• _What is expected_: All the records that follow need to be reproduced exactly. Omit the images.

[Material for this task start]

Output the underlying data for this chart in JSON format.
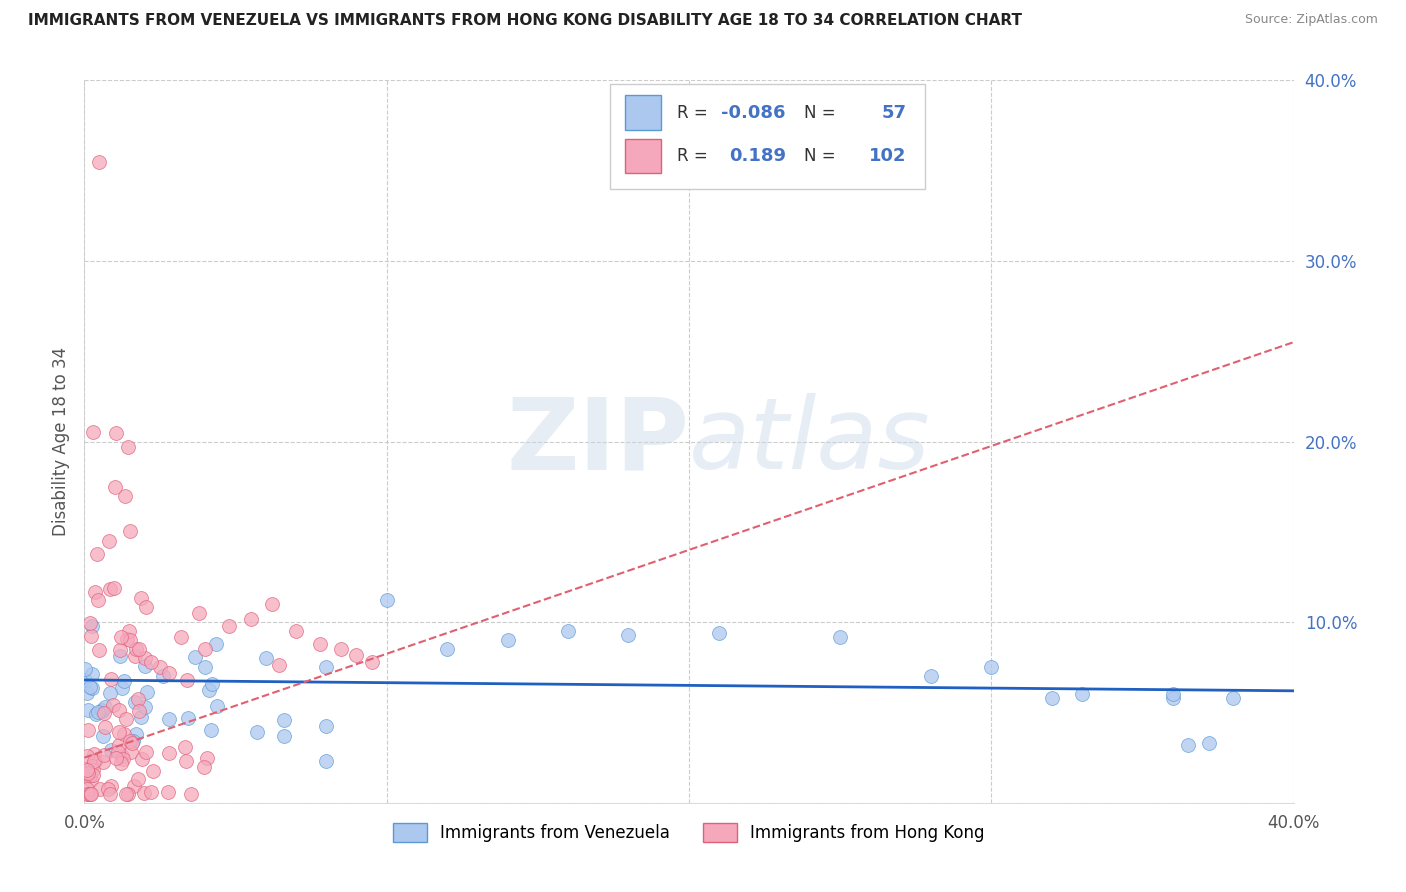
{
  "title": "IMMIGRANTS FROM VENEZUELA VS IMMIGRANTS FROM HONG KONG DISABILITY AGE 18 TO 34 CORRELATION CHART",
  "source": "Source: ZipAtlas.com",
  "ylabel": "Disability Age 18 to 34",
  "xlim": [
    0.0,
    0.4
  ],
  "ylim": [
    0.0,
    0.4
  ],
  "legend_label1": "Immigrants from Venezuela",
  "legend_label2": "Immigrants from Hong Kong",
  "R1": -0.086,
  "N1": 57,
  "R2": 0.189,
  "N2": 102,
  "color1": "#adc8ef",
  "color2": "#f5a8bc",
  "edge_color1": "#5b9bd5",
  "edge_color2": "#e0607a",
  "trendline_color1": "#2060c0",
  "trendline_color2": "#e06070",
  "background_color": "#ffffff",
  "grid_color": "#cccccc",
  "watermark": "ZIPatlas",
  "ytick_color": "#4472c4",
  "xtick_color": "#555555",
  "title_color": "#222222",
  "source_color": "#888888",
  "ylabel_color": "#555555"
}
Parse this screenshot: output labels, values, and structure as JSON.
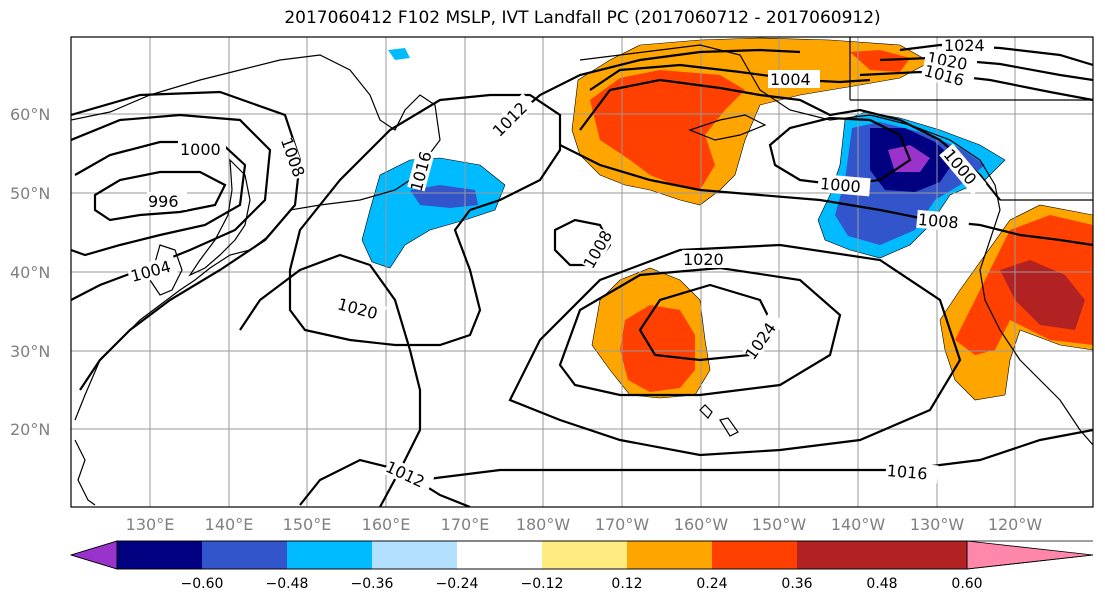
{
  "title": "2017060412 F102 MSLP, IVT Landfall PC (2017060712 - 2017060912)",
  "map": {
    "lat_labels": [
      "60°N",
      "50°N",
      "40°N",
      "30°N",
      "20°N"
    ],
    "lon_labels": [
      "130°E",
      "140°E",
      "150°E",
      "160°E",
      "170°E",
      "180°W",
      "170°W",
      "160°W",
      "150°W",
      "140°W",
      "130°W",
      "120°W"
    ],
    "contour_labels": [
      "1000",
      "996",
      "1008",
      "1004",
      "1016",
      "1012",
      "1020",
      "1008",
      "1020",
      "1024",
      "1012",
      "1016",
      "1004",
      "1000",
      "1008",
      "1024",
      "1020",
      "1016",
      "1000"
    ]
  },
  "colorbar": {
    "colors": [
      "#9933cc",
      "#000080",
      "#3355cc",
      "#00bbff",
      "#b3e0ff",
      "#ffffff",
      "#ffeb80",
      "#ffa500",
      "#ff4000",
      "#b22222",
      "#ff88aa"
    ],
    "tick_labels": [
      "−0.60",
      "−0.48",
      "−0.36",
      "−0.24",
      "−0.12",
      "0.12",
      "0.24",
      "0.36",
      "0.48",
      "0.60"
    ]
  }
}
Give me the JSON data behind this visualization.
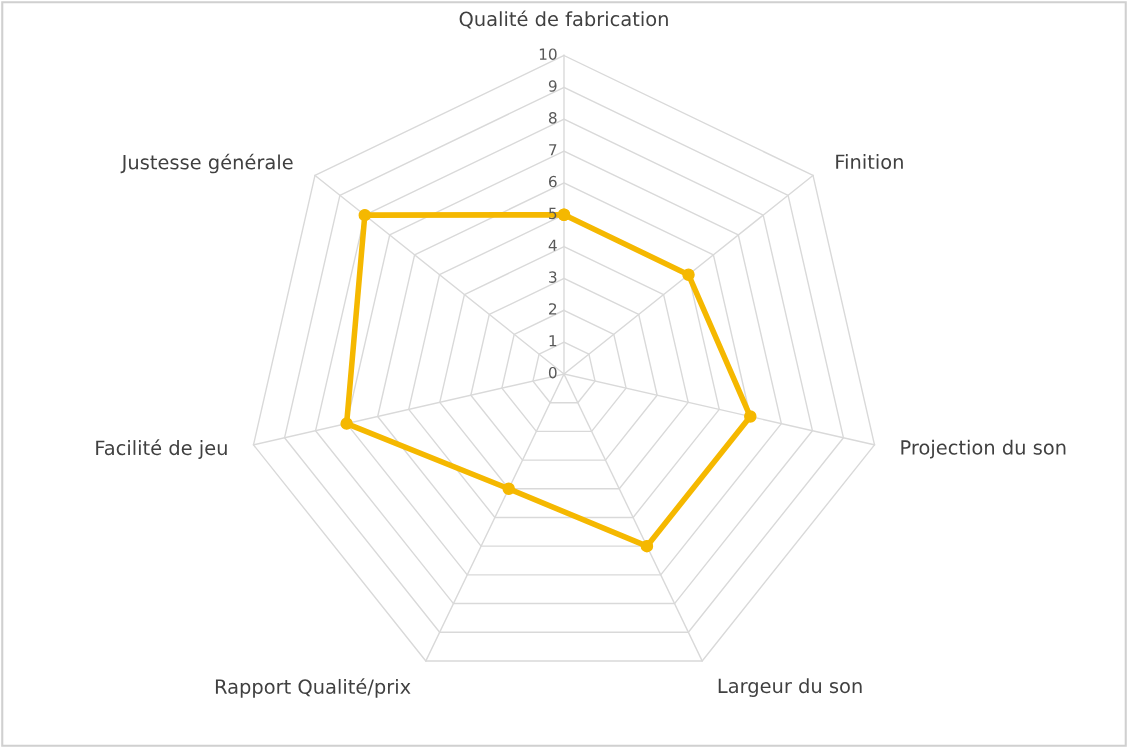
{
  "chart_data": {
    "type": "radar",
    "categories": [
      "Qualité de fabrication",
      "Finition",
      "Projection du son",
      "Largeur du son",
      "Rapport Qualité/prix",
      "Facilité de jeu",
      "Justesse générale"
    ],
    "series": [
      {
        "color": "#f5b800",
        "values": [
          5,
          5,
          6,
          6,
          4,
          7,
          8
        ]
      }
    ],
    "ylim": [
      0,
      10
    ],
    "yticks": [
      0,
      1,
      2,
      3,
      4,
      5,
      6,
      7,
      8,
      9,
      10
    ],
    "grid": true,
    "marker": "circle",
    "line_style": "solid"
  }
}
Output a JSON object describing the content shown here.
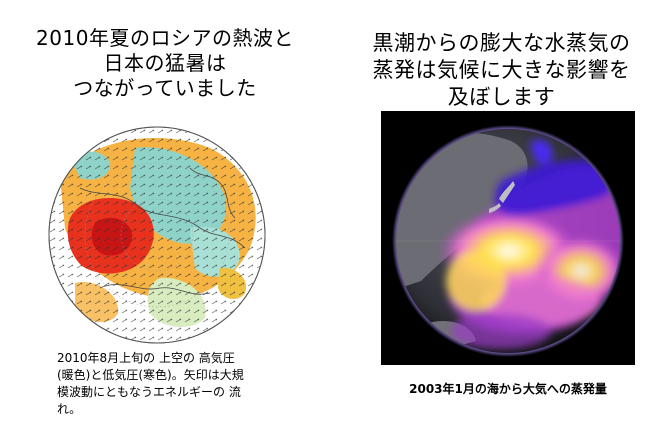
{
  "left_panel": {
    "title_lines": [
      "2010年夏のロシアの熱波と",
      "日本の猛暑は",
      "つながっていました"
    ],
    "image_icon": "northern-hemisphere-map-globe",
    "caption_lines": [
      "2010年8月上旬の 上空の 高気圧",
      "(暖色)と低気圧(寒色)。矢印は大規",
      "模波動にともなうエネルギーの 流",
      "れ。"
    ]
  },
  "right_panel": {
    "title_lines": [
      "黒潮からの膨大な水蒸気の",
      "蒸発は気候に大きな影響を",
      "及ぼします"
    ],
    "image_icon": "pacific-evaporation-globe",
    "caption": "2003年1月の海から大気への蒸発量"
  },
  "colors": {
    "warm": "#e8321e",
    "orange": "#f5a623",
    "cool": "#8fd3c8",
    "evaporation_high": "#ffe14d",
    "evaporation_low": "#3b1bd6"
  }
}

[Material for this task end]

• _Result of the task_:
Output the underlying data for this chart in JSON format.
{
  "title": "IMMIGRANTS FROM VENEZUELA VS IMMIGRANTS FROM HONG KONG DISABILITY AGE 18 TO 34 CORRELATION CHART",
  "source": "Source: ZipAtlas.com",
  "ylabel": "Disability Age 18 to 34",
  "xlim": [
    0.0,
    0.4
  ],
  "ylim": [
    0.0,
    0.4
  ],
  "legend_label1": "Immigrants from Venezuela",
  "legend_label2": "Immigrants from Hong Kong",
  "R1": -0.086,
  "N1": 57,
  "R2": 0.189,
  "N2": 102,
  "color1": "#adc8ef",
  "color2": "#f5a8bc",
  "edge_color1": "#5b9bd5",
  "edge_color2": "#e0607a",
  "trendline_color1": "#2060c0",
  "trendline_color2": "#e06070",
  "background_color": "#ffffff",
  "grid_color": "#cccccc",
  "watermark": "ZIPatlas",
  "ytick_color": "#4472c4",
  "xtick_color": "#555555",
  "title_color": "#222222",
  "source_color": "#888888",
  "ylabel_color": "#555555"
}
Parse this screenshot: output labels, values, and structure as JSON.
{
  "title": "2017060412 F102 MSLP, IVT Landfall PC (2017060712 - 2017060912)",
  "map": {
    "lat_labels": [
      "60°N",
      "50°N",
      "40°N",
      "30°N",
      "20°N"
    ],
    "lon_labels": [
      "130°E",
      "140°E",
      "150°E",
      "160°E",
      "170°E",
      "180°W",
      "170°W",
      "160°W",
      "150°W",
      "140°W",
      "130°W",
      "120°W"
    ],
    "contour_labels": [
      "1000",
      "996",
      "1008",
      "1004",
      "1016",
      "1012",
      "1020",
      "1008",
      "1020",
      "1024",
      "1012",
      "1016",
      "1004",
      "1000",
      "1008",
      "1024",
      "1020",
      "1016",
      "1000"
    ]
  },
  "colorbar": {
    "colors": [
      "#9933cc",
      "#000080",
      "#3355cc",
      "#00bbff",
      "#b3e0ff",
      "#ffffff",
      "#ffeb80",
      "#ffa500",
      "#ff4000",
      "#b22222",
      "#ff88aa"
    ],
    "tick_labels": [
      "−0.60",
      "−0.48",
      "−0.36",
      "−0.24",
      "−0.12",
      "0.12",
      "0.24",
      "0.36",
      "0.48",
      "0.60"
    ]
  }
}
Give me the JSON data behind this visualization.
{
  "chart_data": {
    "type": "radar",
    "categories": [
      "Qualité de fabrication",
      "Finition",
      "Projection du son",
      "Largeur du son",
      "Rapport Qualité/prix",
      "Facilité de jeu",
      "Justesse générale"
    ],
    "series": [
      {
        "color": "#f5b800",
        "values": [
          5,
          5,
          6,
          6,
          4,
          7,
          8
        ]
      }
    ],
    "ylim": [
      0,
      10
    ],
    "yticks": [
      0,
      1,
      2,
      3,
      4,
      5,
      6,
      7,
      8,
      9,
      10
    ],
    "grid": true,
    "marker": "circle",
    "line_style": "solid"
  }
}
Output a JSON object describing the content shown here.
{
  "left_panel": {
    "title_lines": [
      "2010年夏のロシアの熱波と",
      "日本の猛暑は",
      "つながっていました"
    ],
    "image_icon": "northern-hemisphere-map-globe",
    "caption_lines": [
      "2010年8月上旬の 上空の 高気圧",
      "(暖色)と低気圧(寒色)。矢印は大規",
      "模波動にともなうエネルギーの 流",
      "れ。"
    ]
  },
  "right_panel": {
    "title_lines": [
      "黒潮からの膨大な水蒸気の",
      "蒸発は気候に大きな影響を",
      "及ぼします"
    ],
    "image_icon": "pacific-evaporation-globe",
    "caption": "2003年1月の海から大気への蒸発量"
  },
  "colors": {
    "warm": "#e8321e",
    "orange": "#f5a623",
    "cool": "#8fd3c8",
    "evaporation_high": "#ffe14d",
    "evaporation_low": "#3b1bd6"
  }
}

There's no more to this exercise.